- _Instructions_:
1. According to the article on Live Oak, South Carolina, what is the community's elevation?
2. From the article on Live Oak, South Carolina, reproduce the passage starting at "- • Total: 93" and ending at "population of 93.".
3. Translate this sentence from the article on Live Oak, South Carolina into Spanish: "Live Oak is an unincorporated community and census-designated place (CDP) in Horry County, South Carolina, United States."

- _Supplied passage_:

--- --- ---

- Live Oak Location within South Carolina Live Oak Location within the United States
- Coordinates: 34°03′22″N 78°56′23″W﻿ / ﻿34.05611°N 78.93972°W
- Country: United States
- State: South Carolina
- County: Horry

Area
- • Total: 0.84 sq mi (2.18 km^{2})
- • Land: 0.84 sq mi (2.18 km^{2})
- • Water: 0 sq mi (0.00 km^{2})
- Elevation: 102 ft (31 m)

Population (2020)
- • Total: 93
- • Density: 110.3/sq mi (42.58/km^{2})
- Time zone: UTC-5 (Eastern (EST))
- • Summer (DST): UTC-4 (EDT)
- ZIP Code: 29569 (Loris)
- Area codes: 843/854
- FIPS code: 45-42095
- GNIS feature ID: 2812964

= Live Oak, South Carolina =

Live Oak is an unincorporated community and census-designated place (CDP) in Horry County, South Carolina, United States. As of the 2020 census it had a population of 93.

--- --- ---

- _Data section_:
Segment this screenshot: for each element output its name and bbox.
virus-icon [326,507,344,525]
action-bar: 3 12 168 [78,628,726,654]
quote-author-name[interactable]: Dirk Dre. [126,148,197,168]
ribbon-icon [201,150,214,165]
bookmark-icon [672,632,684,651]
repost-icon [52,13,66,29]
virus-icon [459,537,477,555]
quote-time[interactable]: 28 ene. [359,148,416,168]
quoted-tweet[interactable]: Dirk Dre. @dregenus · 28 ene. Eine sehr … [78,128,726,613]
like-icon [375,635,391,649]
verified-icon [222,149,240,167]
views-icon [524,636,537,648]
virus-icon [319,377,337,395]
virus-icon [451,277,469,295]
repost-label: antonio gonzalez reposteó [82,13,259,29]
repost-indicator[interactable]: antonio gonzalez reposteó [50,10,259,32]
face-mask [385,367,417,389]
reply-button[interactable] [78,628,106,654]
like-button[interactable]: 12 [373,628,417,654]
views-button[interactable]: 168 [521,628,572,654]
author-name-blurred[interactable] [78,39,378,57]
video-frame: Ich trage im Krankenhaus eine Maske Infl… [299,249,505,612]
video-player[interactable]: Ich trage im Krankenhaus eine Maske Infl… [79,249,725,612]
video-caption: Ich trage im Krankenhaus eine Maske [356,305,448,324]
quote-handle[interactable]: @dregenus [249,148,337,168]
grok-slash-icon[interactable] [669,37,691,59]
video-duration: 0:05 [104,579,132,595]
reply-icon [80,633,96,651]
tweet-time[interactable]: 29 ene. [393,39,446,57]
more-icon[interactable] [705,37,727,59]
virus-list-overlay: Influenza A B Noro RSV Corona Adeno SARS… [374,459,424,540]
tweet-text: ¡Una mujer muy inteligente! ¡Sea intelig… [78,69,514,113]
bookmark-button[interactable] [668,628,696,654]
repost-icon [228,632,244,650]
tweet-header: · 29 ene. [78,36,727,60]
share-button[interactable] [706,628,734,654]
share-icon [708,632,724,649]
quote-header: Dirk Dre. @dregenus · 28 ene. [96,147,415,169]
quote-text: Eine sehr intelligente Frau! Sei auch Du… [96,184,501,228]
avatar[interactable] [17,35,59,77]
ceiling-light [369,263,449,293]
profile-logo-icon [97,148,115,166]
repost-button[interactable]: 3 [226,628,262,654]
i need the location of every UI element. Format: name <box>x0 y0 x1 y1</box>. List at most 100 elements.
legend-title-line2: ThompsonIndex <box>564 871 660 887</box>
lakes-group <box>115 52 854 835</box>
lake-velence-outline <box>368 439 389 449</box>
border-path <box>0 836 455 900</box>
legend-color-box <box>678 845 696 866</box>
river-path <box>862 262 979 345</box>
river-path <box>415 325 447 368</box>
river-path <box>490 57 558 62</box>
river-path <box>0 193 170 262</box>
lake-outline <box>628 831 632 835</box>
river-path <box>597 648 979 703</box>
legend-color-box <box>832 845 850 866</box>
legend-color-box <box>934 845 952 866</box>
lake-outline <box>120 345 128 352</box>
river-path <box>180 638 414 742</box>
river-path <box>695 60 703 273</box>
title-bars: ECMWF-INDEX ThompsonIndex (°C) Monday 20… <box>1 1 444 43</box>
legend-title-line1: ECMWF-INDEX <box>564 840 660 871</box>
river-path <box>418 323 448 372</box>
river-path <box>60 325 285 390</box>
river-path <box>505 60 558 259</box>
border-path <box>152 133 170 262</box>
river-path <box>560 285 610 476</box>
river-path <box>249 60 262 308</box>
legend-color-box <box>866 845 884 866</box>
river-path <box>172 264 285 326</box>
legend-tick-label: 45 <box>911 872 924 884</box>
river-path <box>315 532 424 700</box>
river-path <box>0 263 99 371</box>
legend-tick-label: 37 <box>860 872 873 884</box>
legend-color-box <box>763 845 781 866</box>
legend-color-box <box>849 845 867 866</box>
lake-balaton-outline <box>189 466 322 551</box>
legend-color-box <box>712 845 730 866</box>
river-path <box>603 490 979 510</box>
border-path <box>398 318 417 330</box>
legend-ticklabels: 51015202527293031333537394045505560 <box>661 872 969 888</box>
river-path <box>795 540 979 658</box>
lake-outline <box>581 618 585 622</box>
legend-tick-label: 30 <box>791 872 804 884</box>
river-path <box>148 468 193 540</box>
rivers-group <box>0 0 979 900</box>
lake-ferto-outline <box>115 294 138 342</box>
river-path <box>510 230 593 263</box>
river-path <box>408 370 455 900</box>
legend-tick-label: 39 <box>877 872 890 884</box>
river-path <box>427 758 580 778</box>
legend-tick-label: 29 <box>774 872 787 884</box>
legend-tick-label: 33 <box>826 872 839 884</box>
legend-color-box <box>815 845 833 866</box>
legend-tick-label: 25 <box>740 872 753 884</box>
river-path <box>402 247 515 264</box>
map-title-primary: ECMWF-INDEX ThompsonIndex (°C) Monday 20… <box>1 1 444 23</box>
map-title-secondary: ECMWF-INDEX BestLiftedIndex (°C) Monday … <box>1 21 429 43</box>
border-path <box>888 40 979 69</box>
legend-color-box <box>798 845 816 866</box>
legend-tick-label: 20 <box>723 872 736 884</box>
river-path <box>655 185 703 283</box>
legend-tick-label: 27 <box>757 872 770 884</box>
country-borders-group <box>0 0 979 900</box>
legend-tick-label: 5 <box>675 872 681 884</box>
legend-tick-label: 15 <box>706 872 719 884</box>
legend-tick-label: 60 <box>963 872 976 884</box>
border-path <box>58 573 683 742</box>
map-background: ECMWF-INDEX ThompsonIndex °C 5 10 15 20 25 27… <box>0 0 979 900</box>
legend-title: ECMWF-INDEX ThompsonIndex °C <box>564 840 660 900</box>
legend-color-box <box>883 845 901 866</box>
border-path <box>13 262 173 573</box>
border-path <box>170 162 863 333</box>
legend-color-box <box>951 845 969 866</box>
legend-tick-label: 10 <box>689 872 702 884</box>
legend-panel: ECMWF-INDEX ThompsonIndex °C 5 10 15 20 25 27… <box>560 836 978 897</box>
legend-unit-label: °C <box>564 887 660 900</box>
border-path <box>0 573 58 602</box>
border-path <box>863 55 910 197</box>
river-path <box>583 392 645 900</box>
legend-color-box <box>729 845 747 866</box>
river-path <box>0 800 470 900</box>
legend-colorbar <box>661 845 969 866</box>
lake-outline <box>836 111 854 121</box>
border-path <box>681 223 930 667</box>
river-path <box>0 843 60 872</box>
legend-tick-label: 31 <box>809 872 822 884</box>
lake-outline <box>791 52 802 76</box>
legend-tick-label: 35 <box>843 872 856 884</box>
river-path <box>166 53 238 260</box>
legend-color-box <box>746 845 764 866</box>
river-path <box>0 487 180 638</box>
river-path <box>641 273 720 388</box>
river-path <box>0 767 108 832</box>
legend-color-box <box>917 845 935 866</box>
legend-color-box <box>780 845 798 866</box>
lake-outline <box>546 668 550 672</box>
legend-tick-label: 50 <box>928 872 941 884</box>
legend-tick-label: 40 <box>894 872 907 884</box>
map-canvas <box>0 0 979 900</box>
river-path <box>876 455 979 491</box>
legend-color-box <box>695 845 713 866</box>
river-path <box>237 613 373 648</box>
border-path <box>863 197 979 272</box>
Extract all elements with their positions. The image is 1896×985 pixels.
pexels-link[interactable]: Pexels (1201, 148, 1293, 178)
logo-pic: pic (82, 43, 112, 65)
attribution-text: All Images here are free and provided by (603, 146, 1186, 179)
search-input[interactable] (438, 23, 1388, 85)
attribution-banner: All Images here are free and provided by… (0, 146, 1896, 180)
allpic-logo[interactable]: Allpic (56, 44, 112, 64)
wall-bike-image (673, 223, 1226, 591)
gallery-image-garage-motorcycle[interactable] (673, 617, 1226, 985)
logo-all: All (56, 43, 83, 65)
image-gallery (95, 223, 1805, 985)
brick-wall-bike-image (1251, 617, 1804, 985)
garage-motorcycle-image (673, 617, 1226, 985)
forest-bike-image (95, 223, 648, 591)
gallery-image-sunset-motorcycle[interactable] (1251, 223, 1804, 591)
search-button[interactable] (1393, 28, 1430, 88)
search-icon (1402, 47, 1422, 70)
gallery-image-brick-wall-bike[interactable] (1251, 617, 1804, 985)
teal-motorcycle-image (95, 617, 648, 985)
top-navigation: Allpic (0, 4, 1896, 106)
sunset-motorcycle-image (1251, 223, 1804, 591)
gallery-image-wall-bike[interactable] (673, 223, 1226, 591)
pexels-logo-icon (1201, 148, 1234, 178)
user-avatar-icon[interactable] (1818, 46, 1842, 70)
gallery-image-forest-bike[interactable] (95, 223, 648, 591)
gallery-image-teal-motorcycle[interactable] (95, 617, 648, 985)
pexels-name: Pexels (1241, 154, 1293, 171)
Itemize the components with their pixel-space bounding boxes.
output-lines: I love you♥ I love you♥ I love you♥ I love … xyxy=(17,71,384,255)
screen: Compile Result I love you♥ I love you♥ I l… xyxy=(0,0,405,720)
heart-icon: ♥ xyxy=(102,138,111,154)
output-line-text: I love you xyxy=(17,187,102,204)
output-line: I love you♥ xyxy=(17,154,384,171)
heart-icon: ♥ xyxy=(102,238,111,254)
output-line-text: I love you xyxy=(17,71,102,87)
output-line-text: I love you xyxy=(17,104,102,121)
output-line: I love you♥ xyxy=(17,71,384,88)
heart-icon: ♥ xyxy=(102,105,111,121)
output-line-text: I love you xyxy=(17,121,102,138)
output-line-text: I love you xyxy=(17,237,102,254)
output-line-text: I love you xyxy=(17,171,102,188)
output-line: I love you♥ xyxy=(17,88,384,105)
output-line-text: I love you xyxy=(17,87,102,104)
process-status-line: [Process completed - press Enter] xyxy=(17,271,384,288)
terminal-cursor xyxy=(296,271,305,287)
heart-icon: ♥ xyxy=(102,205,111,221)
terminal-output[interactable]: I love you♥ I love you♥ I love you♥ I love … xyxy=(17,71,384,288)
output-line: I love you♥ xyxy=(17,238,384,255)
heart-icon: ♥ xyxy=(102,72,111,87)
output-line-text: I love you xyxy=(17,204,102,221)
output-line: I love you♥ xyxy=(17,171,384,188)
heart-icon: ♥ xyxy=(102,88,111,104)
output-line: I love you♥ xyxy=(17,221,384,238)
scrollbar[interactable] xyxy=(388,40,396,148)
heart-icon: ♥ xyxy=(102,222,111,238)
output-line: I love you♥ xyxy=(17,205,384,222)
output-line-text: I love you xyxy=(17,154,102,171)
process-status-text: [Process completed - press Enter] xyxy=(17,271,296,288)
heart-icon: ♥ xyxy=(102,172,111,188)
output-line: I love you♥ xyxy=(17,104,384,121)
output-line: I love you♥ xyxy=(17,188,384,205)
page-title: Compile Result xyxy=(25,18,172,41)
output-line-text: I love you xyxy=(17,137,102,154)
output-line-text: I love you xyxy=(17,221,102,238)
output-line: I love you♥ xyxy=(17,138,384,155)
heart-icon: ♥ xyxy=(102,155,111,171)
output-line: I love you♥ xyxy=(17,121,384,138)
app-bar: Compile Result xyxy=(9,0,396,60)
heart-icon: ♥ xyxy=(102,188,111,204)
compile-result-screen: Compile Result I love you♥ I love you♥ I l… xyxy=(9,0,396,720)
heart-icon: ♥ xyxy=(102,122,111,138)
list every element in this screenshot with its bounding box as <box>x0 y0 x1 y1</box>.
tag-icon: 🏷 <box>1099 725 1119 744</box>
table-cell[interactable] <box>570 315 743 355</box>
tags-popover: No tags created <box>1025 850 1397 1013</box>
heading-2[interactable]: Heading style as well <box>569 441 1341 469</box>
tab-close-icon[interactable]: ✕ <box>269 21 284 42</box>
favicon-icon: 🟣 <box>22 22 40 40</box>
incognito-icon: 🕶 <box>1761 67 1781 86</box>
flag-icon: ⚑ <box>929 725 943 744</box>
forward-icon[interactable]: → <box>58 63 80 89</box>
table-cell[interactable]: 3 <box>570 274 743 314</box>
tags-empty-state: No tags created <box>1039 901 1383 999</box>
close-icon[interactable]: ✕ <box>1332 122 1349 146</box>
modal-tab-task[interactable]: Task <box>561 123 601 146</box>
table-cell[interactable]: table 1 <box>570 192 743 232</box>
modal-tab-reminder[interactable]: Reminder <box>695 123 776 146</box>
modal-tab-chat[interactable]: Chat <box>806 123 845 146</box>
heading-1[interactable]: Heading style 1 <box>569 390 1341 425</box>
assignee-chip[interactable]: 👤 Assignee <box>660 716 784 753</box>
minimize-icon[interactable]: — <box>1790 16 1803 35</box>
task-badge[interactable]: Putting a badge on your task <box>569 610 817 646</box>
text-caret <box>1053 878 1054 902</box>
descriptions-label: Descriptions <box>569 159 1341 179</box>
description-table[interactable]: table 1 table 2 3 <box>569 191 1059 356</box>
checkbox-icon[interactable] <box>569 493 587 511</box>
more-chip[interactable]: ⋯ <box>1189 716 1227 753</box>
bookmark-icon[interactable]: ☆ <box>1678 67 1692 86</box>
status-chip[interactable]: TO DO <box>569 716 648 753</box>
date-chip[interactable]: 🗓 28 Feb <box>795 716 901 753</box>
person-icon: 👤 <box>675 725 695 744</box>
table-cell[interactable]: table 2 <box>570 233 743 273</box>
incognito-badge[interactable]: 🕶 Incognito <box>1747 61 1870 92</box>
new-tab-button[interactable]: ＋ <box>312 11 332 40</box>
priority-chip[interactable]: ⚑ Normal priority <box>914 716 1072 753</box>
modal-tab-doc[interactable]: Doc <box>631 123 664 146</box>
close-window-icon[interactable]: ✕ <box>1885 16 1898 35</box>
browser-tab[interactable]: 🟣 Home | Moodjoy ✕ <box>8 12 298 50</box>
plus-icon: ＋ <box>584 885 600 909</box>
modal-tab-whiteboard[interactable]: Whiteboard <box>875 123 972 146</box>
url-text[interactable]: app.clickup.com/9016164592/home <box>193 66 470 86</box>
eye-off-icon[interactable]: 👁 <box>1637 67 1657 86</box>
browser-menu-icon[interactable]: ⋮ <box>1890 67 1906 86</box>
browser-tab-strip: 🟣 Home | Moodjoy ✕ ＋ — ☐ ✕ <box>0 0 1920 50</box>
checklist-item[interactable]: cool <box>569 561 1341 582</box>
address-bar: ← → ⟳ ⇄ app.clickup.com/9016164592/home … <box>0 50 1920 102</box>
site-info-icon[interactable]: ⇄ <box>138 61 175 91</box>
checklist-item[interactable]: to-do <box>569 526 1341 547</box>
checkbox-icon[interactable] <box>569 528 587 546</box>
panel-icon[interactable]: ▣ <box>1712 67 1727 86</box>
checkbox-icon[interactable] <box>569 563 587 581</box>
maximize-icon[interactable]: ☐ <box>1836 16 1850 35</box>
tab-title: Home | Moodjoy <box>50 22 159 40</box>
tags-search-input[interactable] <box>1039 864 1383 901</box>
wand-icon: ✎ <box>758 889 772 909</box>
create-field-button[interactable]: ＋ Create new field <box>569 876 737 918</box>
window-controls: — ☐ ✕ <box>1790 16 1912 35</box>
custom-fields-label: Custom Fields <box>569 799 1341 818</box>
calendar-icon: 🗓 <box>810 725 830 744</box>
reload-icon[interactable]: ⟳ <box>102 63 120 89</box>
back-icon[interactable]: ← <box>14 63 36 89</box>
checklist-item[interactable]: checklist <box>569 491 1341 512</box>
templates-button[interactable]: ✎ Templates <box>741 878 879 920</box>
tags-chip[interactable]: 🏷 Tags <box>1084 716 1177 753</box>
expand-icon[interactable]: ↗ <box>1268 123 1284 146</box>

--- --- ---

- _Answers for the tasks_:
1. 102 ft (31 m)

2.
- • Total: 93
- • Density: 110.3/sq mi (42.58/km^{2})
- Time zone: UTC-5 (Eastern (EST))
- • Summer (DST): UTC-4 (EDT)
- ZIP Code: 29569 (Loris)
- Area codes: 843/854
- FIPS code: 45-42095
- GNIS feature ID: 2812964

= Live Oak, South Carolina =

Live Oak is an unincorporated community and census-designated place (CDP) in Horry County, South Carolina, United States. As of the 2020 census it had a population of 93.

3. Live Oak es una comunidad no incorporada y lugar designado por el censo (CDP) en el condado de Horry, Carolina del Sur, Estados Unidos.